Records from a dataset:
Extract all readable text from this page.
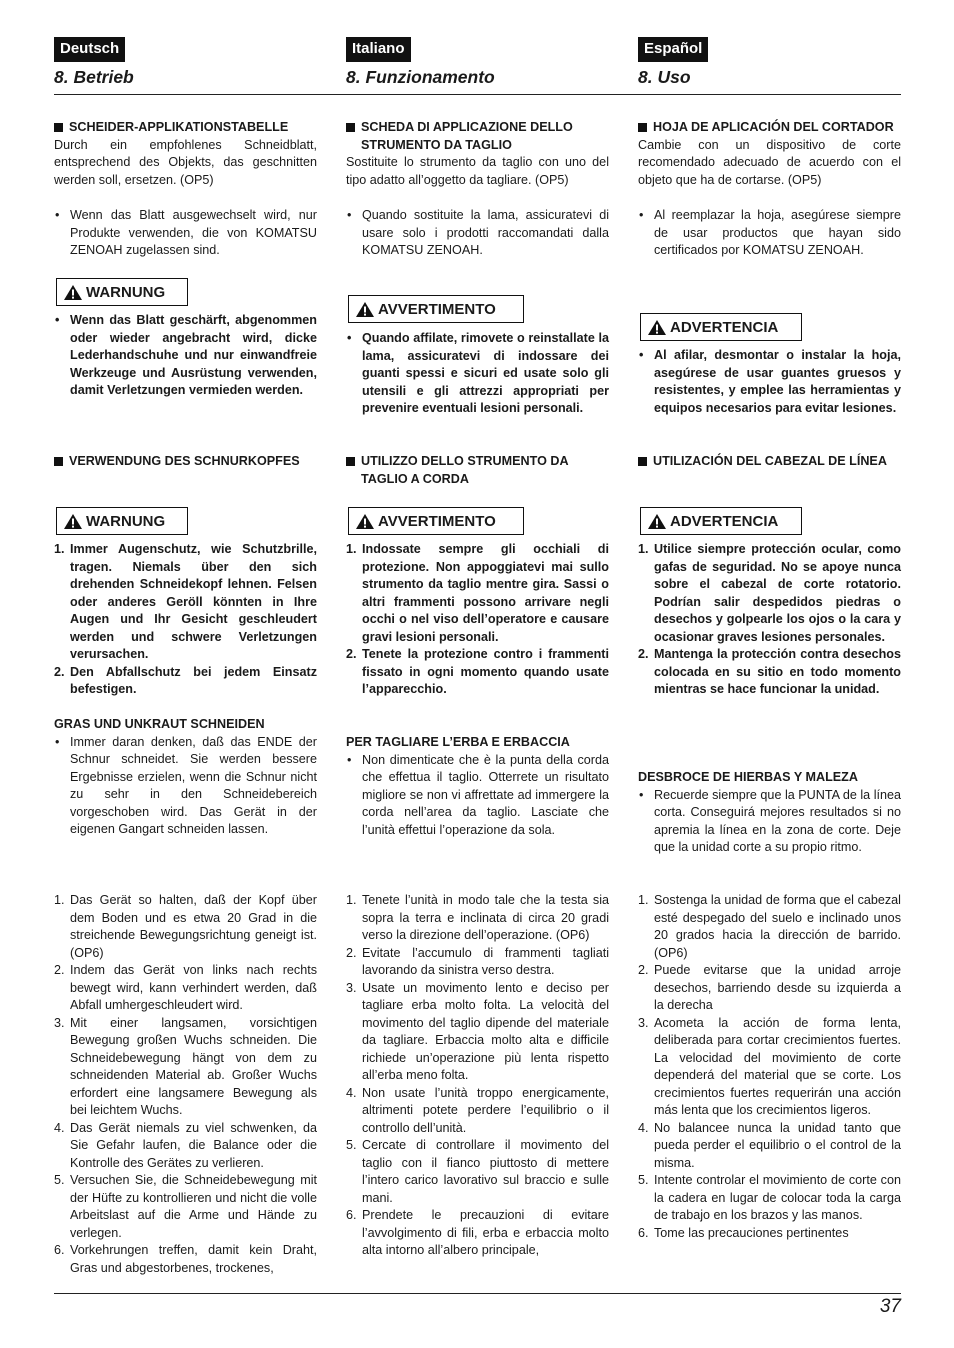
Deutsch
8. Betrieb
SCHEIDER-APPLIKATIONSTABELLE
Durch ein empfohlenes Schneidblatt, entsprechend des Objekts, das geschnitten werden soll, ersetzen. (OP5)
• Wenn das Blatt ausgewechselt wird, nur Produkte verwenden, die von KOMATSU ZENOAH zugelassen sind.
WARNUNG
• Wenn das Blatt geschärft, abgenommen oder wieder angebracht wird, dicke Lederhandschuhe und nur einwandfreie Werkzeuge und Ausrüstung verwenden, damit Verletzungen vermieden werden.
VERWENDUNG DES SCHNURKOPFES
WARNUNG
1. Immer Augenschutz, wie Schutzbrille, tragen. Niemals über den sich drehenden Schneidekopf lehnen. Felsen oder anderes Geröll könnten in Ihre Augen und Ihr Gesicht geschleudert werden und schwere Verletzungen verursachen.
2. Den Abfallschutz bei jedem Einsatz befestigen.
GRAS UND UNKRAUT SCHNEIDEN
• Immer daran denken, daß das ENDE der Schnur schneidet. Sie werden bessere Ergebnisse erzielen, wenn die Schnur nicht zu sehr in den Schneidebereich vorgeschoben wird. Das Gerät in der eigenen Gangart schneiden lassen.
1. Das Gerät so halten, daß der Kopf über dem Boden und es etwa 20 Grad in die streichende Bewegungsrichtung geneigt ist. (OP6)
2. Indem das Gerät von links nach rechts bewegt wird, kann verhindert werden, daß Abfall umhergeschleudert wird.
3. Mit einer langsamen, vorsichtigen Bewegung großen Wuchs schneiden. Die Schneidebewegung hängt von dem zu schneidenden Material ab. Großer Wuchs erfordert eine langsamere Bewegung als bei leichtem Wuchs.
4. Das Gerät niemals zu viel schwenken, da Sie Gefahr laufen, die Balance oder die Kontrolle des Gerätes zu verlieren.
5. Versuchen Sie, die Schneidebewegung mit der Hüfte zu kontrollieren und nicht die volle Arbeitslast auf die Arme und Hände zu verlegen.
6. Vorkehrungen treffen, damit kein Draht, Gras und abgestorbenes, trockenes,
Italiano
8. Funzionamento
SCHEDA DI APPLICAZIONE DELLO STRUMENTO DA TAGLIO
Sostituite lo strumento da taglio con uno del tipo adatto all’oggetto da tagliare. (OP5)
• Quando sostituite la lama, assicuratevi di usare solo i prodotti raccomandati dalla KOMATSU ZENOAH.
AVVERTIMENTO
• Quando affilate, rimovete o reinstallate la lama, assicuratevi di indossare dei guanti spessi e sicuri ed usate solo gli utensili e gli attrezzi appropriati per prevenire eventuali lesioni personali.
UTILIZZO DELLO STRUMENTO DA TAGLIO A CORDA
AVVERTIMENTO
1. Indossate sempre gli occhiali di protezione. Non appoggiatevi mai sullo strumento da taglio mentre gira. Sassi o altri frammenti possono arrivare negli occhi o nel viso dell’operatore e causare gravi lesioni personali.
2. Tenete la protezione contro i frammenti fissato in ogni momento quando usate l’apparecchio.
PER TAGLIARE L’ERBA E ERBACCIA
• Non dimenticate che è la punta della corda che effettua il taglio. Otterrete un risultato migliore se non vi affrettate ad immergere la corda nell’area da taglio. Lasciate che l’unità effettui l’operazione da sola.
1. Tenete l’unità in modo tale che la testa sia sopra la terra e inclinata di circa 20 gradi verso la direzione dell’operazione. (OP6)
2. Evitate l’accumulo di frammenti tagliati lavorando da sinistra verso destra.
3. Usate un movimento lento e deciso per tagliare erba molto folta. La velocità del movimento del taglio dipende del materiale da tagliare. Erbaccia molto alta e difficile richiede un’operazione più lenta rispetto all’erba meno folta.
4. Non usate l’unità troppo energicamente, altrimenti potete perdere l’equilibrio o il controllo dell’unità.
5. Cercate di controllare il movimento del taglio con il fianco piuttosto di mettere l’intero carico lavorativo sul braccio e sulle mani.
6. Prendete le precauzioni di evitare l’avvolgimento di fili, erba e erbaccia molto alta intorno all’albero principale,
Español
8. Uso
HOJA DE APLICACIÓN DEL CORTADOR
Cambie con un dispositivo de corte recomendado adecuado de acuerdo con el objeto que ha de cortarse. (OP5)
• Al reemplazar la hoja, asegúrese siempre de usar productos que hayan sido certificados por KOMATSU ZENOAH.
ADVERTENCIA
• Al afilar, desmontar o instalar la hoja, asegúrese de usar guantes gruesos y resistentes, y emplee las herramientas y equipos necesarios para evitar lesiones.
UTILIZACIÓN DEL CABEZAL DE LÍNEA
ADVERTENCIA
1. Utilice siempre protección ocular, como gafas de seguridad. No se apoye nunca sobre el cabezal de corte rotatorio. Podrían salir despedidos piedras o desechos y golpearle los ojos o la cara y ocasionar graves lesiones personales.
2. Mantenga la protección contra desechos colocada en su sitio en todo momento mientras se hace funcionar la unidad.
DESBROCE DE HIERBAS Y MALEZA
• Recuerde siempre que la PUNTA de la línea corta. Conseguirá mejores resultados si no apremia la línea en la zona de corte. Deje que la unidad corte a su propio ritmo.
1. Sostenga la unidad de forma que el cabezal esté despegado del suelo e inclinado unos 20 grados hacia la dirección de barrido. (OP6)
2. Puede evitarse que la unidad arroje desechos, barriendo desde su izquierda a la derecha
3. Acometa la acción de forma lenta, deliberada para cortar crecimientos fuertes. La velocidad del movimiento de corte dependerá del material que se corte. Los crecimientos fuertes requerirán una acción más lenta que los crecimientos ligeros.
4. No balancee nunca la unidad tanto que pueda perder el equilibrio o el control de la misma.
5. Intente controlar el movimiento de corte con la cadera en lugar de colocar toda la carga de trabajo en los brazos y las manos.
6. Tome las precauciones pertinentes
37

_Action item_:
Copy out all lines from the records where the word "verso" appears.

_Answer space_:
1. Tenete l’unità in modo tale che la testa sia sopra la terra e inclinata di circa 20 gradi verso la direzione dell’operazione. (OP6)
2. Evitate l’accumulo di frammenti tagliati lavorando da sinistra verso destra.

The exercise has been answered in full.